TO DO -
Scan the data below. Pull out each line where "JSON" occurs.
### RAW DATA ###
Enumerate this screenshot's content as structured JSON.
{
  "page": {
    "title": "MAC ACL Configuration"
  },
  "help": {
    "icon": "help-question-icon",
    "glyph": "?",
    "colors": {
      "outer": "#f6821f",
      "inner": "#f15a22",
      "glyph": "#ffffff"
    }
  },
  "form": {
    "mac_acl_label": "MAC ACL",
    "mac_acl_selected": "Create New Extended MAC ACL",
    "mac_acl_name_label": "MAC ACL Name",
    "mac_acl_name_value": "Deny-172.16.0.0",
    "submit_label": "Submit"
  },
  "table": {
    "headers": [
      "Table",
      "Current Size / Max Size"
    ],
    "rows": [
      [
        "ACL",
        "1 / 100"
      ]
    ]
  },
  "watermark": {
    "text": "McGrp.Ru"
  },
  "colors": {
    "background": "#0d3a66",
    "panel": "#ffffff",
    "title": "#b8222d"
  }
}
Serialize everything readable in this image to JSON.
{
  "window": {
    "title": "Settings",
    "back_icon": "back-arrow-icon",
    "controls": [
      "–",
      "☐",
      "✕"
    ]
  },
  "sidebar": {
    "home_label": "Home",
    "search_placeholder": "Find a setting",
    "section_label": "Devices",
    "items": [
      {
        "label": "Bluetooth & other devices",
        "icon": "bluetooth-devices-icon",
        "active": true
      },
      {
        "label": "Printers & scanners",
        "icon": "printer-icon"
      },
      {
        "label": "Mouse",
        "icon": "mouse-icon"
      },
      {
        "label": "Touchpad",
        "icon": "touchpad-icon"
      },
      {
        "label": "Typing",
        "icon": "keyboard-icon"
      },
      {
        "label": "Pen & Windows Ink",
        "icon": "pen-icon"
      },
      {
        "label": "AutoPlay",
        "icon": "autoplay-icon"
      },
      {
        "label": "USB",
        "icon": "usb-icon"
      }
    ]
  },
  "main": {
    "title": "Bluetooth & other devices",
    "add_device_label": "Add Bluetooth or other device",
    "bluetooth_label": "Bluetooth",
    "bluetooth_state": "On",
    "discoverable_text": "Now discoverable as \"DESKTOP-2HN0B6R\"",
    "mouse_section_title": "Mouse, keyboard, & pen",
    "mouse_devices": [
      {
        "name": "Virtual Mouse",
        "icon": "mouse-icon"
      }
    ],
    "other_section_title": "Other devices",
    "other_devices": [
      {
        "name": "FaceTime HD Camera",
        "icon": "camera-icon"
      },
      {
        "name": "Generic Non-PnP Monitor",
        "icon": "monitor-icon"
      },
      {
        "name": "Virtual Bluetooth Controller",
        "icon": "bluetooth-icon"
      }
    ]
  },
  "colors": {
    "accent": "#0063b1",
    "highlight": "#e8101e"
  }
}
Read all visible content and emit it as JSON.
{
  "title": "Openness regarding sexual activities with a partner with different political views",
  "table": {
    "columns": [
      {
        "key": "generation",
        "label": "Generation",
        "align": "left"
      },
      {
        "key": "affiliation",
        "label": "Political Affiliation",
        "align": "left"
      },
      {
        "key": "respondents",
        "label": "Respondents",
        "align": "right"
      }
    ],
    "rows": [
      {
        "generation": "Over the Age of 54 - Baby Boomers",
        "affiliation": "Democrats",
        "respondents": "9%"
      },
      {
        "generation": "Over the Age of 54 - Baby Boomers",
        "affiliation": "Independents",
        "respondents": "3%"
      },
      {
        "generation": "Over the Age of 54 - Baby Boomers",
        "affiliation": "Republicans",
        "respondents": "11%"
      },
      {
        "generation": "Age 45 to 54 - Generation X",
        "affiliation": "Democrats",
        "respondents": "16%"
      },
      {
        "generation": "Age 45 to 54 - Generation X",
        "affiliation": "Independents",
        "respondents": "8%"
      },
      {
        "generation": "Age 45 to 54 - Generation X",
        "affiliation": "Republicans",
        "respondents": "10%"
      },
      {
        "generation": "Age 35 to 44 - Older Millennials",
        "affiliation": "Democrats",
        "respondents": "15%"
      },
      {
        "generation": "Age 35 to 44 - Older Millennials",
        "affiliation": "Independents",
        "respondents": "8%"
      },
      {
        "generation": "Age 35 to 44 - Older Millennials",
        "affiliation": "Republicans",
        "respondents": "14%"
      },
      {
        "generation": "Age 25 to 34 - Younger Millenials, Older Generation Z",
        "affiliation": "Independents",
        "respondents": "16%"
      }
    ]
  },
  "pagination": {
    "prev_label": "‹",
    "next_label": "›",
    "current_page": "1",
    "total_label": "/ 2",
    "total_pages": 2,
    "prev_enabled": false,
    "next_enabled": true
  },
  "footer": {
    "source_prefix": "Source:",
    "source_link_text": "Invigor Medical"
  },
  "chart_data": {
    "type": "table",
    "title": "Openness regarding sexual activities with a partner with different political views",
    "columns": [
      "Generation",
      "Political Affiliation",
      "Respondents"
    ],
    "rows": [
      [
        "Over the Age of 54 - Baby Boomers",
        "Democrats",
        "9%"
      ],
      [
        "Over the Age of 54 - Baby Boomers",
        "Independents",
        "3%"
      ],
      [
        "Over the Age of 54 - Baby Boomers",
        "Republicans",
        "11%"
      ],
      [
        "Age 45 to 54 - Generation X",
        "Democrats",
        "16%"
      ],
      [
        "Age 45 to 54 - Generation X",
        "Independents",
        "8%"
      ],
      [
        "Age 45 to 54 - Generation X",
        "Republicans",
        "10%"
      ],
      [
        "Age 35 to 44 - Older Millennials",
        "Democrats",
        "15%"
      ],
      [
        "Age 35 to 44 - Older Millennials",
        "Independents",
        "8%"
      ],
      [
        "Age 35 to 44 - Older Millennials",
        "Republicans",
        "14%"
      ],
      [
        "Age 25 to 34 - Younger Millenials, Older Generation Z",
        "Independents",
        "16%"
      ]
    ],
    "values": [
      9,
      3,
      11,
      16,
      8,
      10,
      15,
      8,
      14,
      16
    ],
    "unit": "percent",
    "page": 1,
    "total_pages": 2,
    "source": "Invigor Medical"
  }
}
###
ANSWER TO THE TASK -
Enumerate this screenshot's content as structured JSON.
Serialize everything readable in this image to JSON.
Read all visible content and emit it as JSON.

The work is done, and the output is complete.